• WRITTEN INSTRUCTION:
Output the entries word for word. Omit images.

Saved entries
◇ ◇ ◇ ◇ ◇

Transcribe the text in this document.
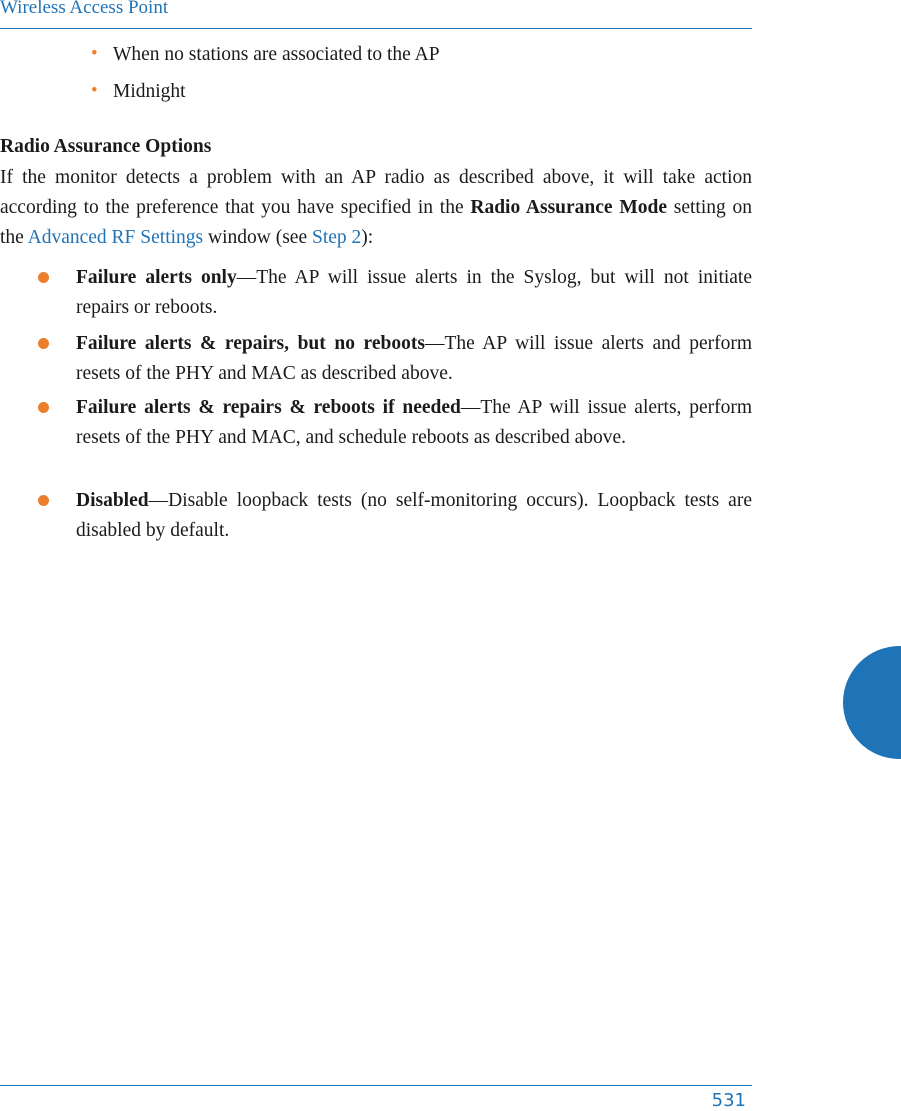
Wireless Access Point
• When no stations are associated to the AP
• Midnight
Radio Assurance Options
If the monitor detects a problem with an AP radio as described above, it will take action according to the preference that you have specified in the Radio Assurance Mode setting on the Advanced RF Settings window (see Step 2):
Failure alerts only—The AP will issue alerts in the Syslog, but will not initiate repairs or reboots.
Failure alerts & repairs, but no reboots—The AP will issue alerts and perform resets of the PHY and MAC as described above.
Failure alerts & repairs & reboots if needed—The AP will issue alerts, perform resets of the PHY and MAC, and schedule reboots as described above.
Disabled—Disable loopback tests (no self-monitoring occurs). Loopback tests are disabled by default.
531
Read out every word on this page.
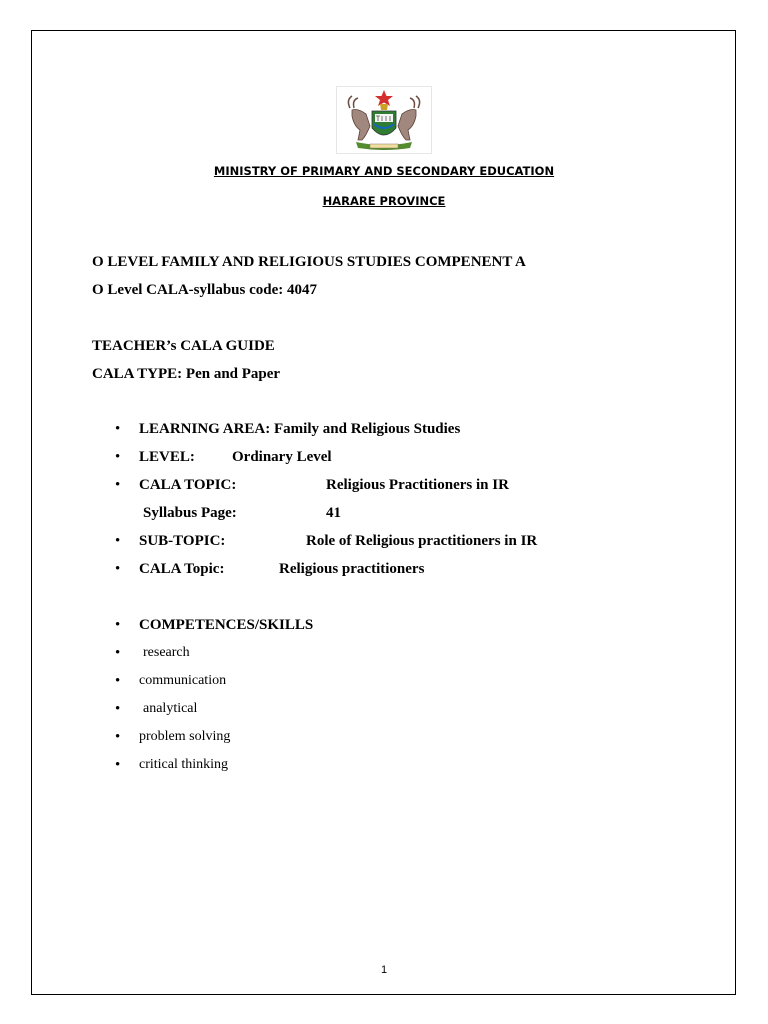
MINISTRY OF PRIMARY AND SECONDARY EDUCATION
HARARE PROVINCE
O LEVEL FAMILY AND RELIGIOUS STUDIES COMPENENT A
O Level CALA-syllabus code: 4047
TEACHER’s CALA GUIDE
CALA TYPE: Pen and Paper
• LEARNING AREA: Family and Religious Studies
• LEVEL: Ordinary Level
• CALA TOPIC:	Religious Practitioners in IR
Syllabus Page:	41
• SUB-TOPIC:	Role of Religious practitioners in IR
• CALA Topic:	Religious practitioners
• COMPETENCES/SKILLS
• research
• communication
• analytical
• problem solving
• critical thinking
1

◇ ◇ ◇ ◇ ◇

• FINISHED EXERCISE:
Transcribe the text in this document.
Wireless Access Point
• When no stations are associated to the AP
• Midnight
Radio Assurance Options
If the monitor detects a problem with an AP radio as described above, it will take action according to the preference that you have specified in the Radio Assurance Mode setting on the Advanced RF Settings window (see Step 2):
Failure alerts only—The AP will issue alerts in the Syslog, but will not initiate repairs or reboots.
Failure alerts & repairs, but no reboots—The AP will issue alerts and perform resets of the PHY and MAC as described above.
Failure alerts & repairs & reboots if needed—The AP will issue alerts, perform resets of the PHY and MAC, and schedule reboots as described above.
Disabled—Disable loopback tests (no self-monitoring occurs). Loopback tests are disabled by default.
531
Read out every word on this page.
MINISTRY OF PRIMARY AND SECONDARY EDUCATION
HARARE PROVINCE
O LEVEL FAMILY AND RELIGIOUS STUDIES COMPENENT A
O Level CALA-syllabus code: 4047
TEACHER’s CALA GUIDE
CALA TYPE: Pen and Paper
• LEARNING AREA: Family and Religious Studies
• LEVEL: Ordinary Level
• CALA TOPIC:	Religious Practitioners in IR
Syllabus Page:	41
• SUB-TOPIC:	Role of Religious practitioners in IR
• CALA Topic:	Religious practitioners
• COMPETENCES/SKILLS
• research
• communication
• analytical
• problem solving
• critical thinking
1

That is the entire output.